Check each line for the word "progress" and report how many have it. Give nothing else.

[begin GIVEN RECORDS]

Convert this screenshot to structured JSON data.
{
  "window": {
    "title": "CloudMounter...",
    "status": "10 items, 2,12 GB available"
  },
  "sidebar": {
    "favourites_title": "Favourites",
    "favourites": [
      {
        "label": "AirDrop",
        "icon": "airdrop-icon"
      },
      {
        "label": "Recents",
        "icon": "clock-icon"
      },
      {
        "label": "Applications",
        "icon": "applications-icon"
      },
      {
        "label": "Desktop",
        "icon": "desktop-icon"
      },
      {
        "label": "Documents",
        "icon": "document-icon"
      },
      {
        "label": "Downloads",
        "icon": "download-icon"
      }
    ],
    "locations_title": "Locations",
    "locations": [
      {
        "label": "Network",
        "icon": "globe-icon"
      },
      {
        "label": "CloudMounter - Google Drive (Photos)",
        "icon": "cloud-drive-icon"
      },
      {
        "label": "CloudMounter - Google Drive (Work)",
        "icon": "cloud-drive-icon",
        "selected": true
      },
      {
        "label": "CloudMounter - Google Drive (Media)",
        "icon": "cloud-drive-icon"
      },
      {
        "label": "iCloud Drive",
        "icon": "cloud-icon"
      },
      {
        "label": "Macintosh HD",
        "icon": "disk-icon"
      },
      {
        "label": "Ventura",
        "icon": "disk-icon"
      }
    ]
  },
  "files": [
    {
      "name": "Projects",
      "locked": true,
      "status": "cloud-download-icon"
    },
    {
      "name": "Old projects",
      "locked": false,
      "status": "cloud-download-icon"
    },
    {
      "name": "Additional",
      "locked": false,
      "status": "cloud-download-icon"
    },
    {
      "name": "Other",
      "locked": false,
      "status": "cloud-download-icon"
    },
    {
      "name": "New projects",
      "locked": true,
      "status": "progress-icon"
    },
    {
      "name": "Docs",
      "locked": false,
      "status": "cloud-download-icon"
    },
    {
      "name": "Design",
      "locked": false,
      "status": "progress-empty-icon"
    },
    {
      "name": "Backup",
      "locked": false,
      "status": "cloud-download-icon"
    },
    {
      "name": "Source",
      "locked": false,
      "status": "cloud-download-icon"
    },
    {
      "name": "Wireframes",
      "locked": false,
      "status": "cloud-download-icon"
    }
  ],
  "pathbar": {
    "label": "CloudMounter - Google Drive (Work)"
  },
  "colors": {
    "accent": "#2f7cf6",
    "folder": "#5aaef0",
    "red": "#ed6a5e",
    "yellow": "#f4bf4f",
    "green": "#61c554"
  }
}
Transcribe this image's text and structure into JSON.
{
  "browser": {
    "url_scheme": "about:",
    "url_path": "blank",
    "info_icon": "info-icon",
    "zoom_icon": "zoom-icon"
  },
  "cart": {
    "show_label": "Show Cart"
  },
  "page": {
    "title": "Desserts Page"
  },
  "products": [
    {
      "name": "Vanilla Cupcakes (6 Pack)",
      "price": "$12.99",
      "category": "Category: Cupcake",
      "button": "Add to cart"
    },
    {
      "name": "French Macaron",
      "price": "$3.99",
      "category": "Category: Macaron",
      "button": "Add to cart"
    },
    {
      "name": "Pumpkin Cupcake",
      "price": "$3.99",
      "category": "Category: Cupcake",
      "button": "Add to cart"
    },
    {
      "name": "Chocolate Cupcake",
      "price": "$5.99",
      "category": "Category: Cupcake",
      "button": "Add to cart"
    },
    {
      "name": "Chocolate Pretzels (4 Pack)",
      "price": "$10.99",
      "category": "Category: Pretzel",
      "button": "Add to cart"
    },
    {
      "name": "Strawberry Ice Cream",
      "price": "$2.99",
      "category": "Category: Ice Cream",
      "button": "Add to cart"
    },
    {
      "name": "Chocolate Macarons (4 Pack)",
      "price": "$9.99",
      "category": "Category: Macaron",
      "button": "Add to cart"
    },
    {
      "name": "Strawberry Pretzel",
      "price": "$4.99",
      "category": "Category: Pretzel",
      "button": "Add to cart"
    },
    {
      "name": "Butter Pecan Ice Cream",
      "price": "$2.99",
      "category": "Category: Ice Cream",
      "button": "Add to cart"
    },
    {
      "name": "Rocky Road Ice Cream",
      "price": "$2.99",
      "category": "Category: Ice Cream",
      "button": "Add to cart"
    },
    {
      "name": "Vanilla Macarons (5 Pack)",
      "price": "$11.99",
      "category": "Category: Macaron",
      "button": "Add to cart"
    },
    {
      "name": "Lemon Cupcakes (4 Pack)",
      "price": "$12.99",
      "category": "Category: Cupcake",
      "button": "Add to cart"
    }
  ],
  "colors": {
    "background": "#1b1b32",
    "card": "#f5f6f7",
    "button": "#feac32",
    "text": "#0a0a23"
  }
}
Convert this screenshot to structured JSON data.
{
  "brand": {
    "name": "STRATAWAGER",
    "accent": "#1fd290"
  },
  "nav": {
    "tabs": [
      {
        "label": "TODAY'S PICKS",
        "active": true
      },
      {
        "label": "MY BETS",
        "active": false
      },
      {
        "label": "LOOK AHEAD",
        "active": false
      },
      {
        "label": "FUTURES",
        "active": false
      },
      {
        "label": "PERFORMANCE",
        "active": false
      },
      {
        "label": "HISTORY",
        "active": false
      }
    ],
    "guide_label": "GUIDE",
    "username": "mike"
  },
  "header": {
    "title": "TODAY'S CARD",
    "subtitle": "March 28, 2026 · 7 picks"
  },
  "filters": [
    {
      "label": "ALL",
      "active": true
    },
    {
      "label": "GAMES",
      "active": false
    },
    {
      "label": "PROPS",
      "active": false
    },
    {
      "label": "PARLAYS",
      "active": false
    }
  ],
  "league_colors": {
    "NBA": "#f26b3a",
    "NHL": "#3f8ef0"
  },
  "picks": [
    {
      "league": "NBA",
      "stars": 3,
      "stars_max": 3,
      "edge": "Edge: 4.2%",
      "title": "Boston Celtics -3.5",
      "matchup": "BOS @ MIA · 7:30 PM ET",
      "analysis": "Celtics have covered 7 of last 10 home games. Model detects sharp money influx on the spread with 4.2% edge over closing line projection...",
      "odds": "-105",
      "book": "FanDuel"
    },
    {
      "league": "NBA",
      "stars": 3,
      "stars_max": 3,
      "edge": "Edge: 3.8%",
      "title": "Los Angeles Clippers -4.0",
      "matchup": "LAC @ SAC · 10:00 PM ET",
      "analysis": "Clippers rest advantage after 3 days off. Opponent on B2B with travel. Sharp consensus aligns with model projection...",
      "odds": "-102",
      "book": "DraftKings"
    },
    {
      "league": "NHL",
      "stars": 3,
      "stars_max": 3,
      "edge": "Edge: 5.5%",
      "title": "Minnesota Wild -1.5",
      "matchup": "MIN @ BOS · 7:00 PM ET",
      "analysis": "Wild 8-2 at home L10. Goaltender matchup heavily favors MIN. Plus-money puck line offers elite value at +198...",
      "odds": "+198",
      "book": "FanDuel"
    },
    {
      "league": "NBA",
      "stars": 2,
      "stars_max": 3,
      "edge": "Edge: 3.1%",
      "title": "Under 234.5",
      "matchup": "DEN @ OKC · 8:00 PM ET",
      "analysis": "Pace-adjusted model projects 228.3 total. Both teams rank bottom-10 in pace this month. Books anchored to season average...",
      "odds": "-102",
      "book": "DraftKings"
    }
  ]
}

[end GIVEN RECORDS]

RESPONSE
2